■ **OBJECTIVE**
Count, in the entries below, the lines in which "arrow" occurs. Give the number, nothing more.

***** DATASET ROWS *****

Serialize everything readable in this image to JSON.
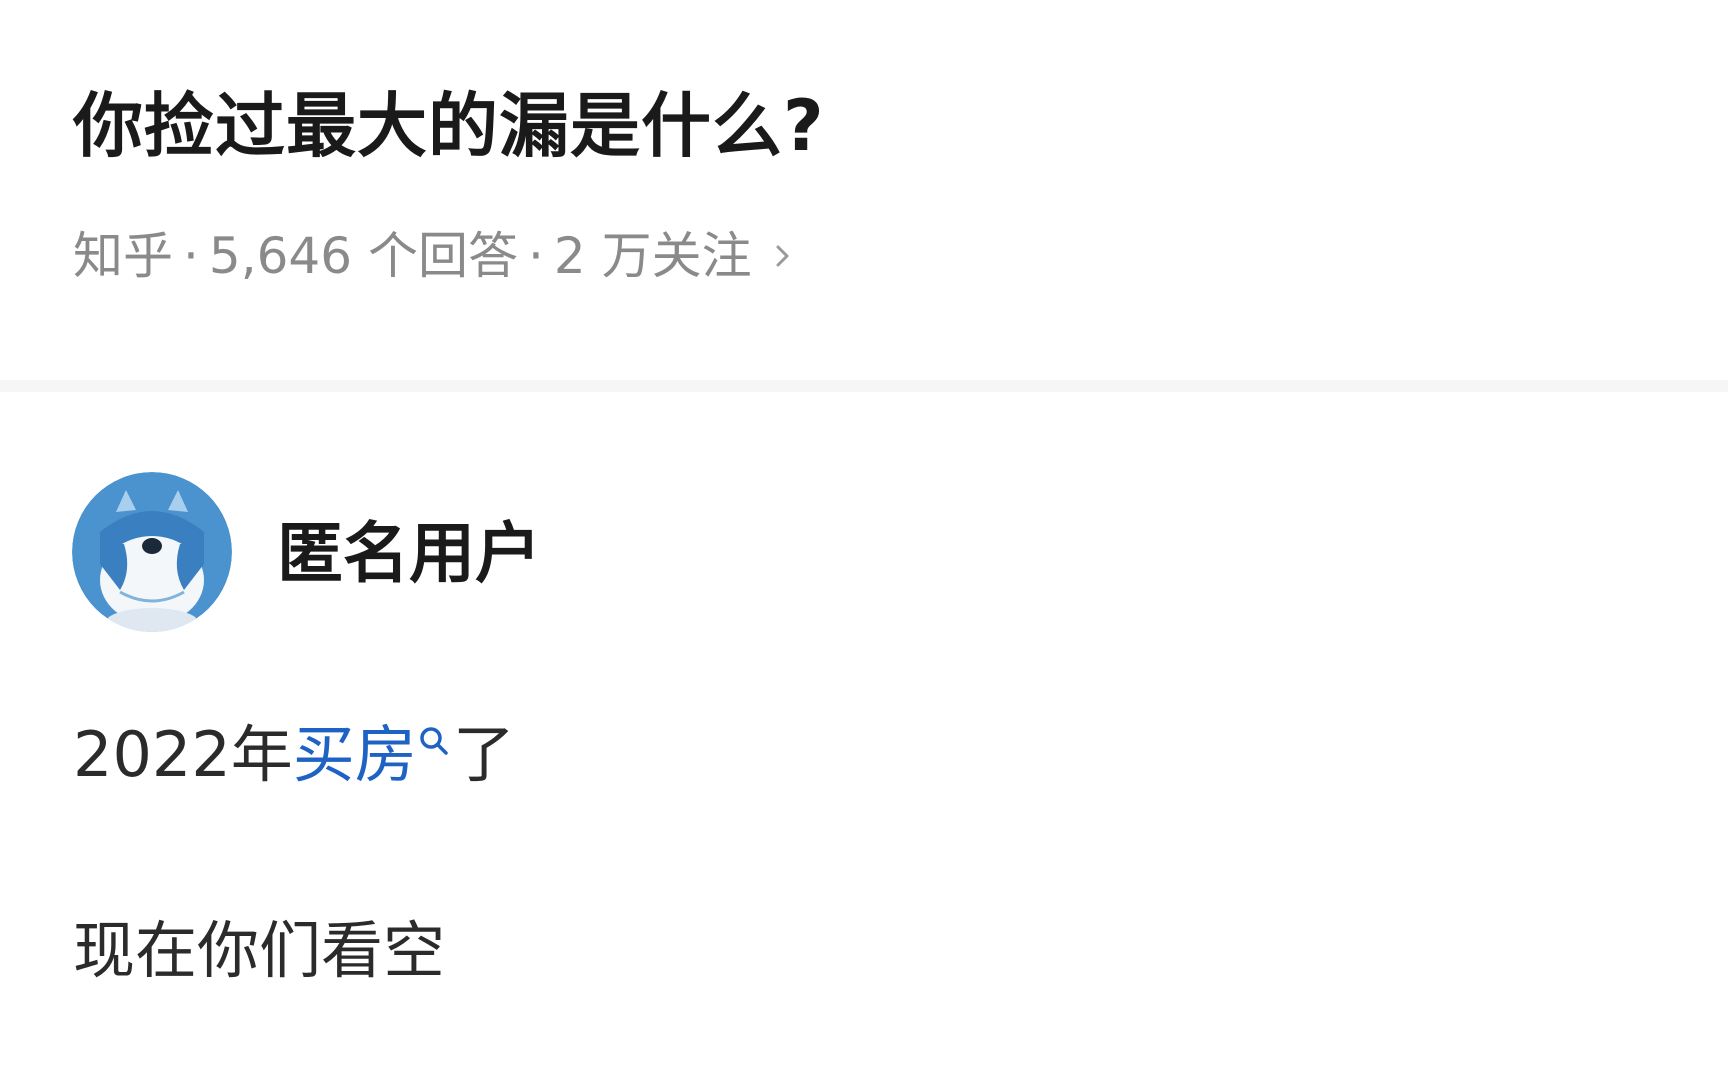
{
  "question": {
    "title": "你捡过最大的漏是什么?",
    "source": "知乎",
    "separator": "·",
    "answer_count": "5,646 个回答",
    "follow_count": "2 万关注",
    "chevron_icon": "chevron-right-icon"
  },
  "answer": {
    "author": {
      "name": "匿名用户",
      "avatar_icon": "anonymous-avatar-icon"
    },
    "line1": {
      "prefix": "2022年",
      "keyword": "买房",
      "keyword_icon": "search-icon",
      "suffix": "了"
    },
    "line2": "现在你们看空"
  },
  "colors": {
    "title": "#1a1a1a",
    "meta": "#8a8a8a",
    "keyword": "#1e62c4",
    "avatar_bg": "#4a93cf"
  }
}
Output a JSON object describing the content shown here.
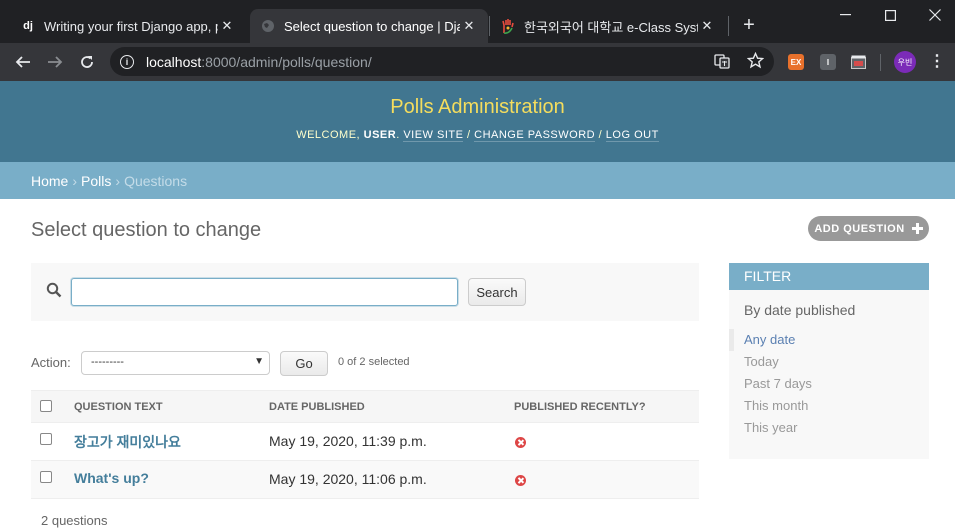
{
  "browser": {
    "tabs": [
      {
        "favicon": "dj",
        "title": "Writing your first Django app, p",
        "active": false
      },
      {
        "favicon": "globe-icon",
        "title": "Select question to change | Djan",
        "active": true
      },
      {
        "favicon": "hand-logo-icon",
        "title": "한국외국어 대학교 e-Class Syste",
        "active": false
      }
    ],
    "new_tab": "+",
    "url_host": "localhost",
    "url_rest": ":8000/admin/polls/question/",
    "extensions": [
      {
        "label": "EX",
        "color": "#e8712c"
      },
      {
        "label": "I",
        "color": "#5f6368"
      },
      {
        "label": "",
        "color": "#8a8a8a"
      }
    ],
    "profile_label": "우빈"
  },
  "header": {
    "brand": "Polls Administration",
    "welcome": "Welcome, ",
    "user": "user",
    "view_site": "View site",
    "change_password": "Change password",
    "log_out": "Log out"
  },
  "breadcrumbs": {
    "home": "Home",
    "app": "Polls",
    "current": "Questions"
  },
  "page": {
    "title": "Select question to change",
    "add_button": "ADD QUESTION"
  },
  "search": {
    "value": "",
    "button": "Search"
  },
  "actions": {
    "label": "Action:",
    "selected_option": "---------",
    "go": "Go",
    "counter": "0 of 2 selected"
  },
  "table": {
    "columns": [
      "Question text",
      "Date published",
      "Published recently?"
    ],
    "rows": [
      {
        "question": "장고가 재미있나요",
        "date": "May 19, 2020, 11:39 p.m.",
        "recent": false
      },
      {
        "question": "What's up?",
        "date": "May 19, 2020, 11:06 p.m.",
        "recent": false
      }
    ]
  },
  "paginator": "2 questions",
  "filter": {
    "heading": "FILTER",
    "title": "By date published",
    "options": [
      "Any date",
      "Today",
      "Past 7 days",
      "This month",
      "This year"
    ],
    "selected": "Any date"
  },
  "colors": {
    "header_bg": "#417690",
    "breadcrumb_bg": "#79aec8",
    "brand_text": "#f5dd5d",
    "link": "#447e9b",
    "false_icon": "#dd4646"
  }
}
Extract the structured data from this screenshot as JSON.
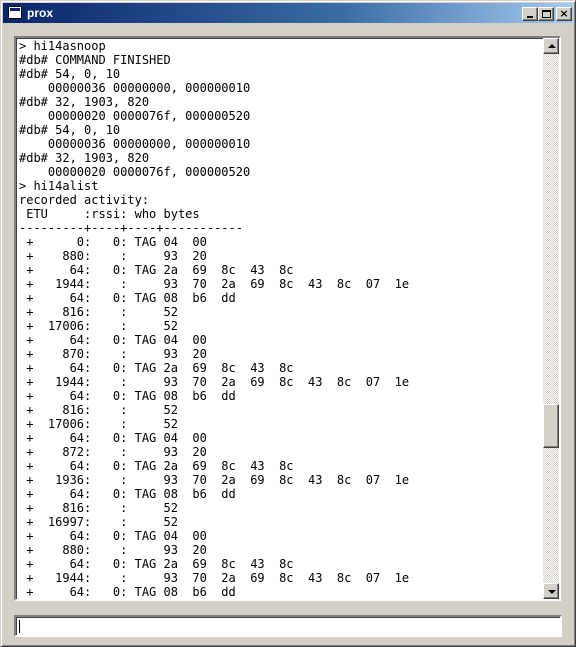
{
  "window": {
    "title": "prox"
  },
  "console": {
    "lines": [
      "> hi14asnoop",
      "#db# COMMAND FINISHED",
      "#db# 54, 0, 10",
      "    00000036 00000000, 000000010",
      "#db# 32, 1903, 820",
      "    00000020 0000076f, 000000520",
      "#db# 54, 0, 10",
      "    00000036 00000000, 000000010",
      "#db# 32, 1903, 820",
      "    00000020 0000076f, 000000520",
      "> hi14alist",
      "recorded activity:",
      " ETU     :rssi: who bytes",
      "---------+----+----+-----------",
      " +      0:   0: TAG 04  00",
      " +    880:    :     93  20",
      " +     64:   0: TAG 2a  69  8c  43  8c",
      " +   1944:    :     93  70  2a  69  8c  43  8c  07  1e",
      " +     64:   0: TAG 08  b6  dd",
      " +    816:    :     52",
      " +  17006:    :     52",
      " +     64:   0: TAG 04  00",
      " +    870:    :     93  20",
      " +     64:   0: TAG 2a  69  8c  43  8c",
      " +   1944:    :     93  70  2a  69  8c  43  8c  07  1e",
      " +     64:   0: TAG 08  b6  dd",
      " +    816:    :     52",
      " +  17006:    :     52",
      " +     64:   0: TAG 04  00",
      " +    872:    :     93  20",
      " +     64:   0: TAG 2a  69  8c  43  8c",
      " +   1936:    :     93  70  2a  69  8c  43  8c  07  1e",
      " +     64:   0: TAG 08  b6  dd",
      " +    816:    :     52",
      " +  16997:    :     52",
      " +     64:   0: TAG 04  00",
      " +    880:    :     93  20",
      " +     64:   0: TAG 2a  69  8c  43  8c",
      " +   1944:    :     93  70  2a  69  8c  43  8c  07  1e",
      " +     64:   0: TAG 08  b6  dd"
    ]
  },
  "input": {
    "value": ""
  },
  "icons": {
    "app": "app-window-icon",
    "minimize": "minimize-icon",
    "maximize": "maximize-icon",
    "close": "close-icon",
    "scroll_up": "arrow-up-icon",
    "scroll_down": "arrow-down-icon"
  },
  "colors": {
    "titlebar_start": "#0a246a",
    "titlebar_end": "#a6caf0",
    "face": "#d4d0c8"
  }
}
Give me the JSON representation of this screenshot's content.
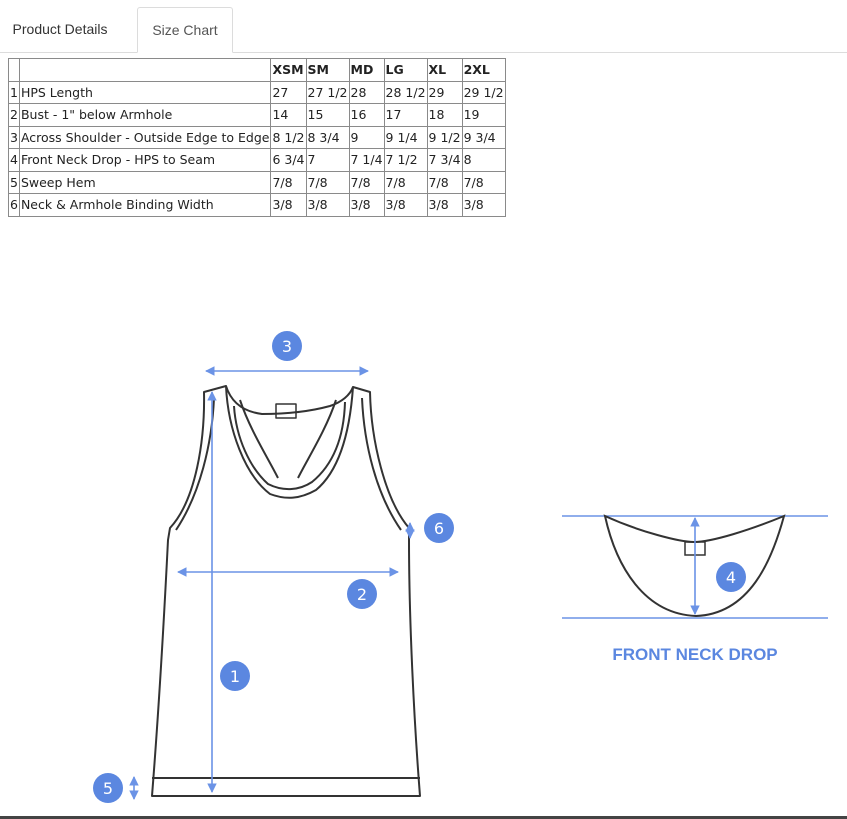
{
  "tabs": [
    {
      "label": "Product Details"
    },
    {
      "label": "Size Chart"
    }
  ],
  "size_table": {
    "headers": [
      "",
      "",
      "XSM",
      "SM",
      "MD",
      "LG",
      "XL",
      "2XL"
    ],
    "rows": [
      [
        "1",
        "HPS Length",
        "27",
        "27 1/2",
        "28",
        "28 1/2",
        "29",
        "29 1/2"
      ],
      [
        "2",
        "Bust - 1\" below Armhole",
        "14",
        "15",
        "16",
        "17",
        "18",
        "19"
      ],
      [
        "3",
        "Across Shoulder - Outside Edge to Edge",
        "8 1/2",
        "8 3/4",
        "9",
        "9 1/4",
        "9 1/2",
        "9 3/4"
      ],
      [
        "4",
        "Front Neck Drop - HPS to Seam",
        "6 3/4",
        "7",
        "7 1/4",
        "7 1/2",
        "7 3/4",
        "8"
      ],
      [
        "5",
        "Sweep Hem",
        "7/8",
        "7/8",
        "7/8",
        "7/8",
        "7/8",
        "7/8"
      ],
      [
        "6",
        "Neck & Armhole Binding Width",
        "3/8",
        "3/8",
        "3/8",
        "3/8",
        "3/8",
        "3/8"
      ]
    ]
  },
  "diagram": {
    "markers": [
      "1",
      "2",
      "3",
      "4",
      "5",
      "6"
    ],
    "neck_caption": "FRONT NECK DROP",
    "accent_color": "#5b87e0",
    "measure_line_color": "#6b93e6",
    "outline_color": "#333333"
  }
}
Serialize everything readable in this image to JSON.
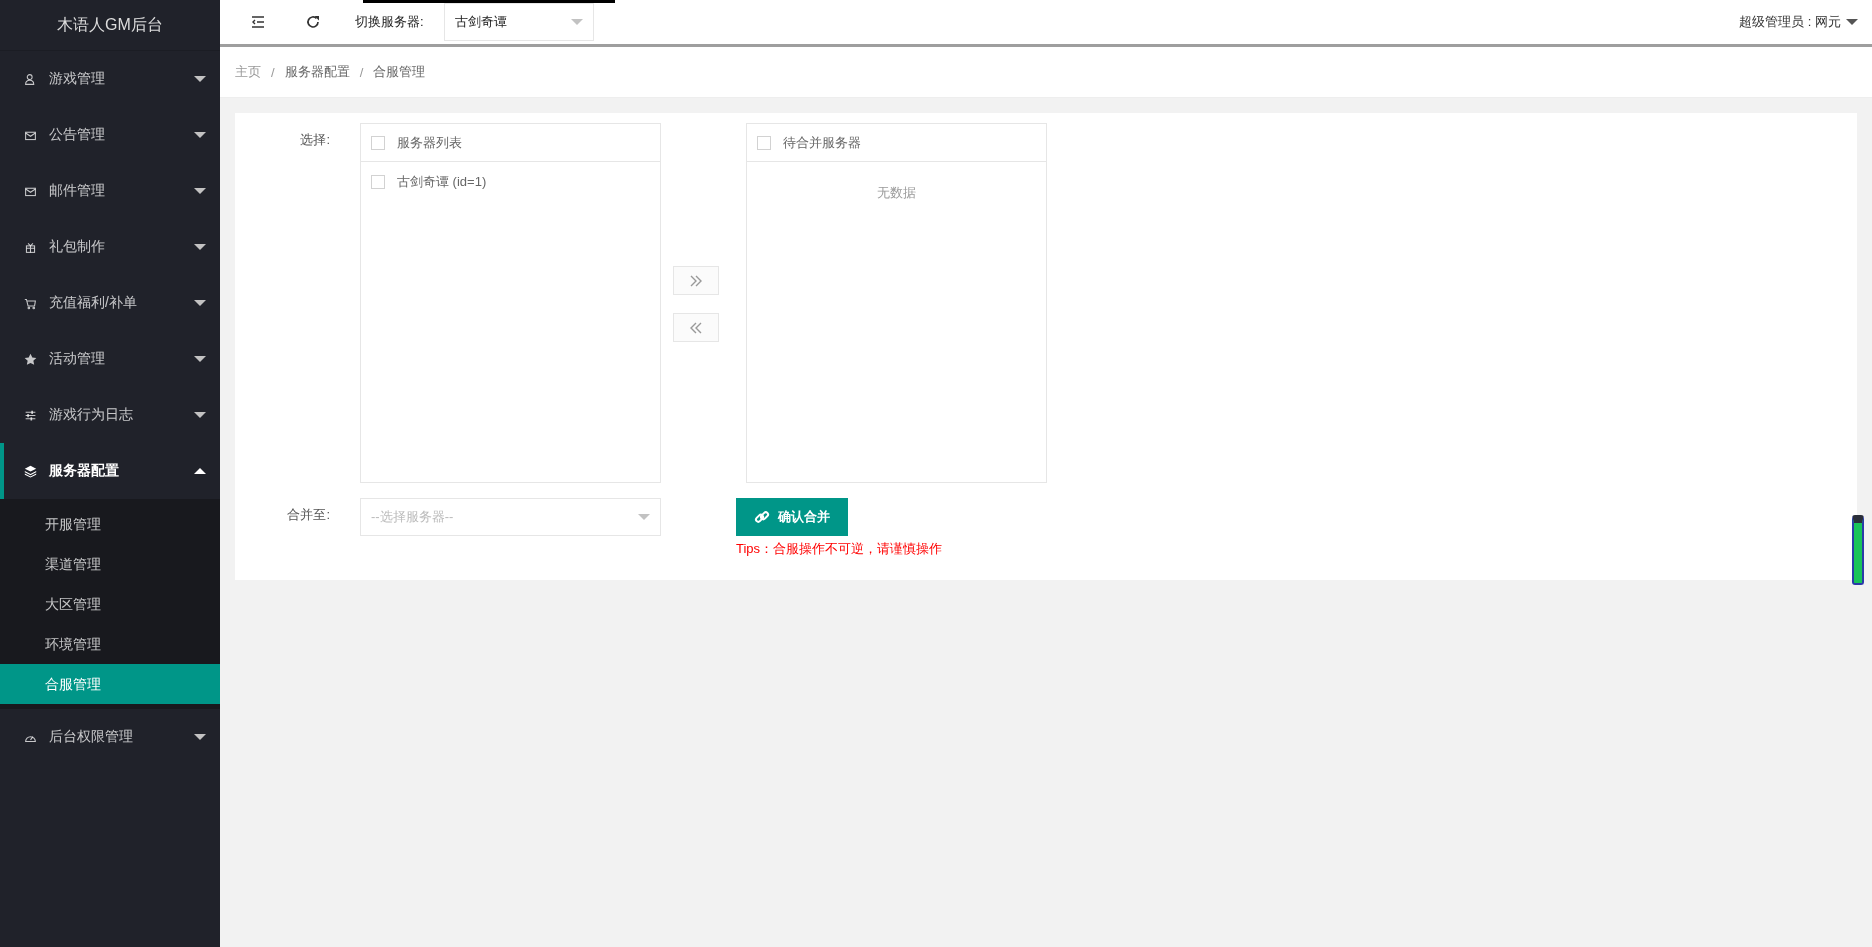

*****

■ **COMPLETE OUTPUT**
2